What is being asked — Repeat, line for line, the entries printed below.

Dataset items:
━━━━━━

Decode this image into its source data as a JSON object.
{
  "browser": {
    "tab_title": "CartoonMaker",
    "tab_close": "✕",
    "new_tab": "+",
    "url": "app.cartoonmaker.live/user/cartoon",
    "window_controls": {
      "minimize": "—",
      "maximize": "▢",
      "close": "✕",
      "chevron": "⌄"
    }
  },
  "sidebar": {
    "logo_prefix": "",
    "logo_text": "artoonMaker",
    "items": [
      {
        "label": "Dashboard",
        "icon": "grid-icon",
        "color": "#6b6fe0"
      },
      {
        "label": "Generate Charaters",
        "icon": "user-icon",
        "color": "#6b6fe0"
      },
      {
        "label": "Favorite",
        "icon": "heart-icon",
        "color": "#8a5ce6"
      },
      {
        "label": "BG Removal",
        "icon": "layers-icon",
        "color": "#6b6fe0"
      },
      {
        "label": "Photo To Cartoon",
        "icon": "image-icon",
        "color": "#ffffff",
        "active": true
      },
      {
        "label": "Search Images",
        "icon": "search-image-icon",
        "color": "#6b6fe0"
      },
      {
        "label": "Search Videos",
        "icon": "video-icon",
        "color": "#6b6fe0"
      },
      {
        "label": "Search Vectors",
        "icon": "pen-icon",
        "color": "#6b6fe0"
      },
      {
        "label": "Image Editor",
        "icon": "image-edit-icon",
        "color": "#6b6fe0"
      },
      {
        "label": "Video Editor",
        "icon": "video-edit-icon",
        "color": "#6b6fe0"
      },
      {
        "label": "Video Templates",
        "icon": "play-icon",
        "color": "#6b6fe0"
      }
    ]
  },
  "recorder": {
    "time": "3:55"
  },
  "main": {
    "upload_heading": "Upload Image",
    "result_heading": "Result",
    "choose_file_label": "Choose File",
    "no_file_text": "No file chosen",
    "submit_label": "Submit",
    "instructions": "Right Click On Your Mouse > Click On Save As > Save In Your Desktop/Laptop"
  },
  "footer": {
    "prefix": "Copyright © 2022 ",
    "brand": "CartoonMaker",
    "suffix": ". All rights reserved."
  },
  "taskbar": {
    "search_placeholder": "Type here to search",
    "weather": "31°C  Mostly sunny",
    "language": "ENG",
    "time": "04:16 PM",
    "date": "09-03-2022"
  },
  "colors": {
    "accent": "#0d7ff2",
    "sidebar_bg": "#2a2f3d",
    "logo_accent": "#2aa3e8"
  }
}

━━━━━━

Complete output —
Decode this image into its source data as a JSON object.
{
  "browser": {
    "tab_title": "CartoonMaker",
    "tab_close": "✕",
    "new_tab": "+",
    "url": "app.cartoonmaker.live/user/cartoon",
    "window_controls": {
      "minimize": "—",
      "maximize": "▢",
      "close": "✕",
      "chevron": "⌄"
    }
  },
  "sidebar": {
    "logo_prefix": "",
    "logo_text": "artoonMaker",
    "items": [
      {
        "label": "Dashboard",
        "icon": "grid-icon",
        "color": "#6b6fe0"
      },
      {
        "label": "Generate Charaters",
        "icon": "user-icon",
        "color": "#6b6fe0"
      },
      {
        "label": "Favorite",
        "icon": "heart-icon",
        "color": "#8a5ce6"
      },
      {
        "label": "BG Removal",
        "icon": "layers-icon",
        "color": "#6b6fe0"
      },
      {
        "label": "Photo To Cartoon",
        "icon": "image-icon",
        "color": "#ffffff",
        "active": true
      },
      {
        "label": "Search Images",
        "icon": "search-image-icon",
        "color": "#6b6fe0"
      },
      {
        "label": "Search Videos",
        "icon": "video-icon",
        "color": "#6b6fe0"
      },
      {
        "label": "Search Vectors",
        "icon": "pen-icon",
        "color": "#6b6fe0"
      },
      {
        "label": "Image Editor",
        "icon": "image-edit-icon",
        "color": "#6b6fe0"
      },
      {
        "label": "Video Editor",
        "icon": "video-edit-icon",
        "color": "#6b6fe0"
      },
      {
        "label": "Video Templates",
        "icon": "play-icon",
        "color": "#6b6fe0"
      }
    ]
  },
  "recorder": {
    "time": "3:55"
  },
  "main": {
    "upload_heading": "Upload Image",
    "result_heading": "Result",
    "choose_file_label": "Choose File",
    "no_file_text": "No file chosen",
    "submit_label": "Submit",
    "instructions": "Right Click On Your Mouse > Click On Save As > Save In Your Desktop/Laptop"
  },
  "footer": {
    "prefix": "Copyright © 2022 ",
    "brand": "CartoonMaker",
    "suffix": ". All rights reserved."
  },
  "taskbar": {
    "search_placeholder": "Type here to search",
    "weather": "31°C  Mostly sunny",
    "language": "ENG",
    "time": "04:16 PM",
    "date": "09-03-2022"
  },
  "colors": {
    "accent": "#0d7ff2",
    "sidebar_bg": "#2a2f3d",
    "logo_accent": "#2aa3e8"
  }
}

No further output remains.